• _Task to complete_:
From the listing, collect all lines containing the word "icon".
──────── Data for this task
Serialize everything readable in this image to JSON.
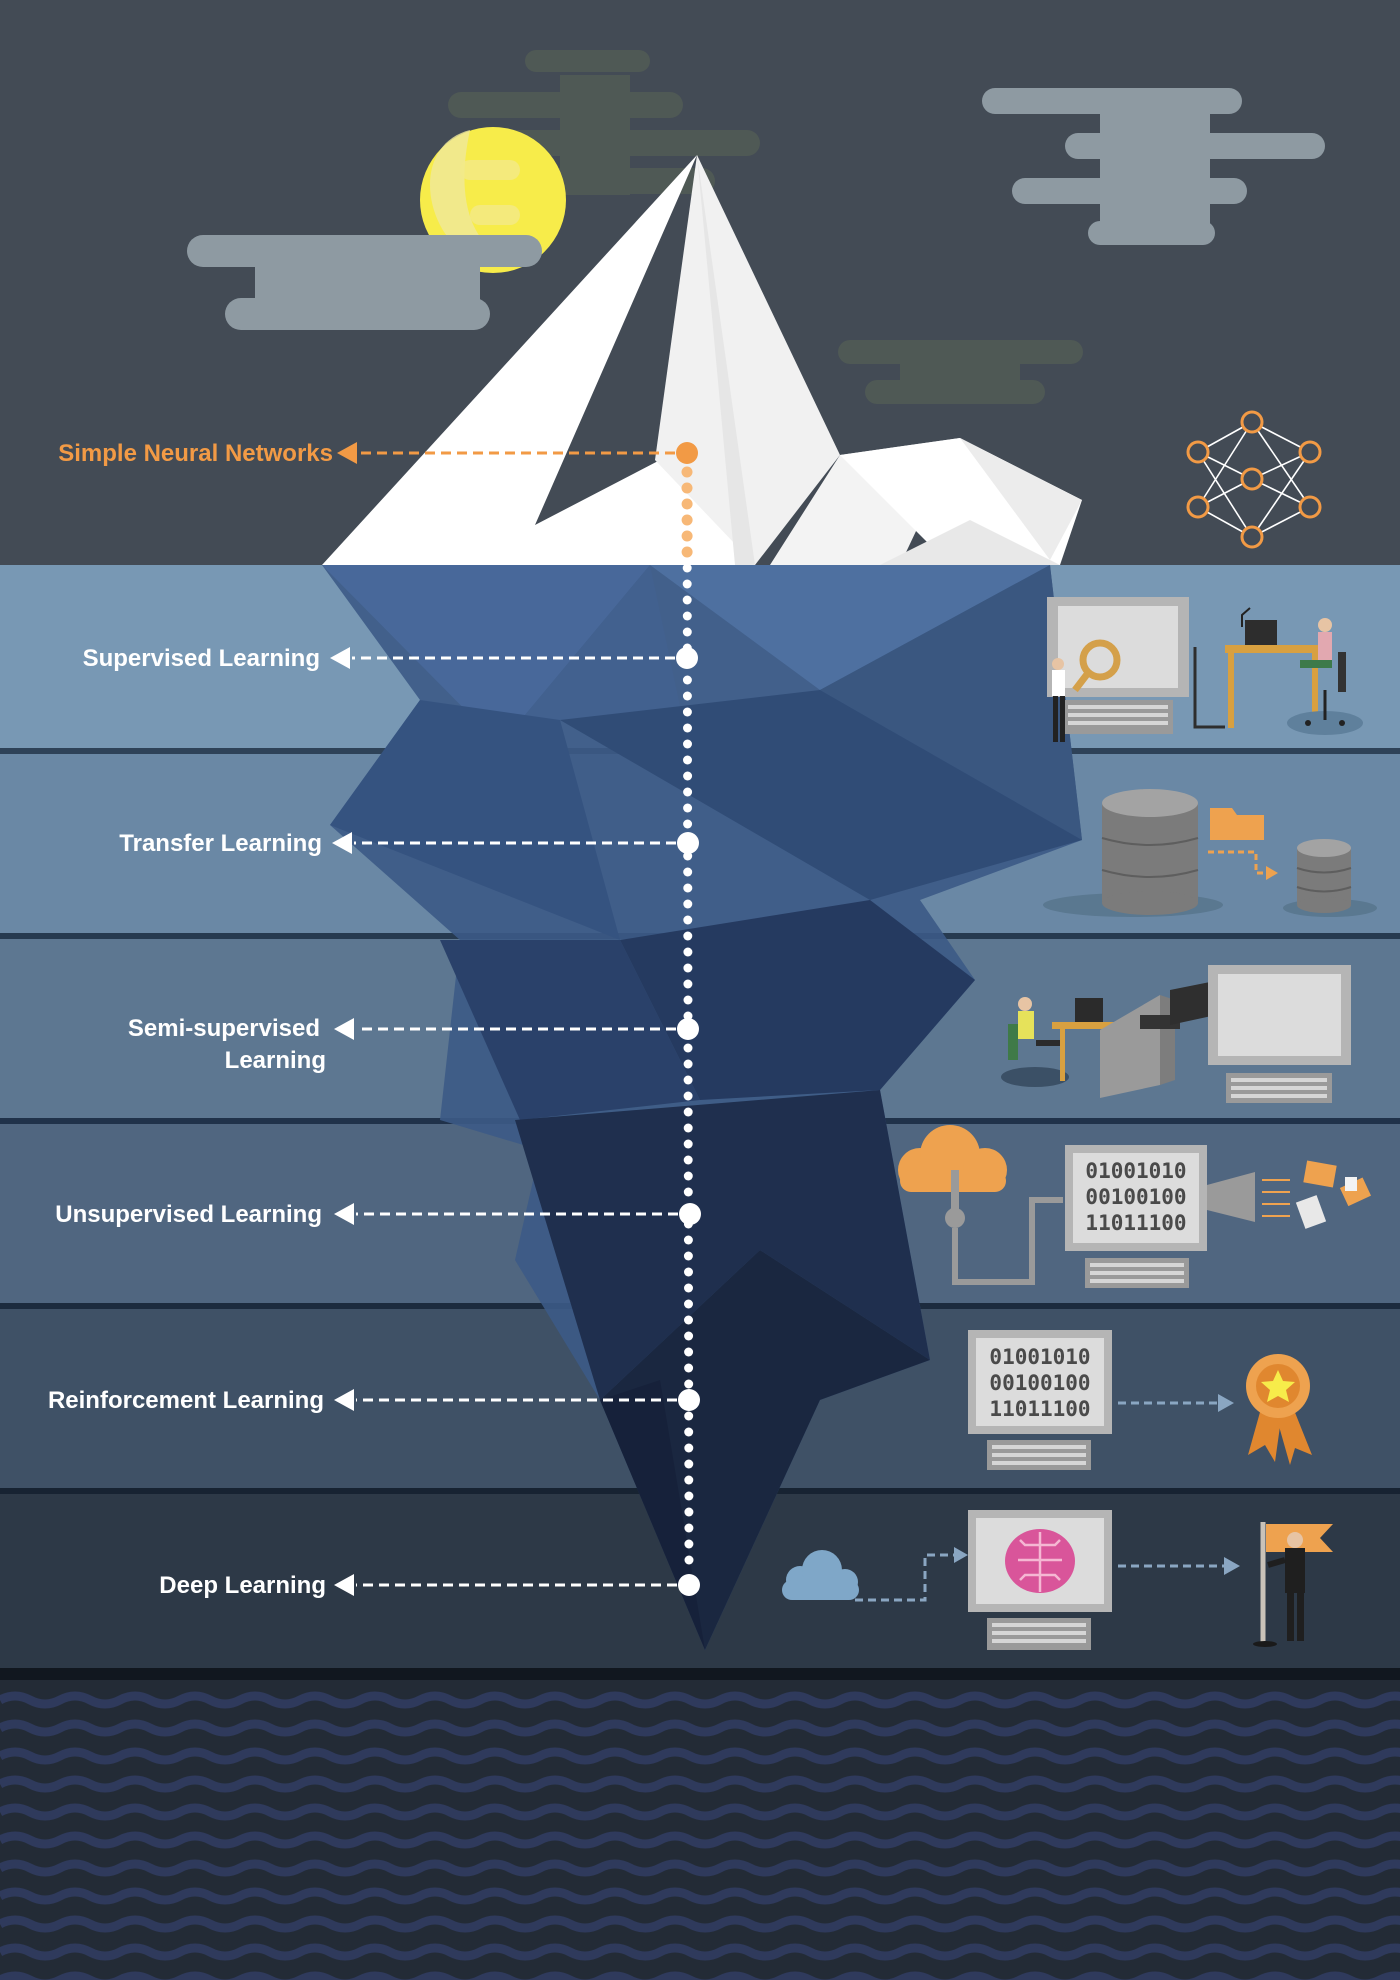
{
  "iceberg": {
    "levels": [
      {
        "label": "Simple Neural Networks",
        "color": "#f29a45",
        "icon": "neural-network-icon"
      },
      {
        "label": "Supervised Learning",
        "color": "#ffffff",
        "icon": "supervised-workstation-icon"
      },
      {
        "label": "Transfer Learning",
        "color": "#ffffff",
        "icon": "database-transfer-icon"
      },
      {
        "label_line1": "Semi-supervised",
        "label_line2": "Learning",
        "color": "#ffffff",
        "icon": "camera-monitor-icon"
      },
      {
        "label": "Unsupervised Learning",
        "color": "#ffffff",
        "icon": "cloud-data-computer-icon"
      },
      {
        "label": "Reinforcement Learning",
        "color": "#ffffff",
        "icon": "computer-award-icon"
      },
      {
        "label": "Deep Learning",
        "color": "#ffffff",
        "icon": "brain-computer-flag-icon"
      }
    ]
  },
  "binary_code": [
    "01001010",
    "00100100",
    "11011100"
  ],
  "colors": {
    "sky": "#434b55",
    "accent": "#f29a45",
    "moon": "#f7ec4a",
    "ocean": "#232b36"
  }
}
────────────────
• _Solved exercise_:
        "icon": "neural-network-icon"
        "icon": "supervised-workstation-icon"
        "icon": "database-transfer-icon"
        "icon": "camera-monitor-icon"
        "icon": "cloud-data-computer-icon"
        "icon": "computer-award-icon"
        "icon": "brain-computer-flag-icon"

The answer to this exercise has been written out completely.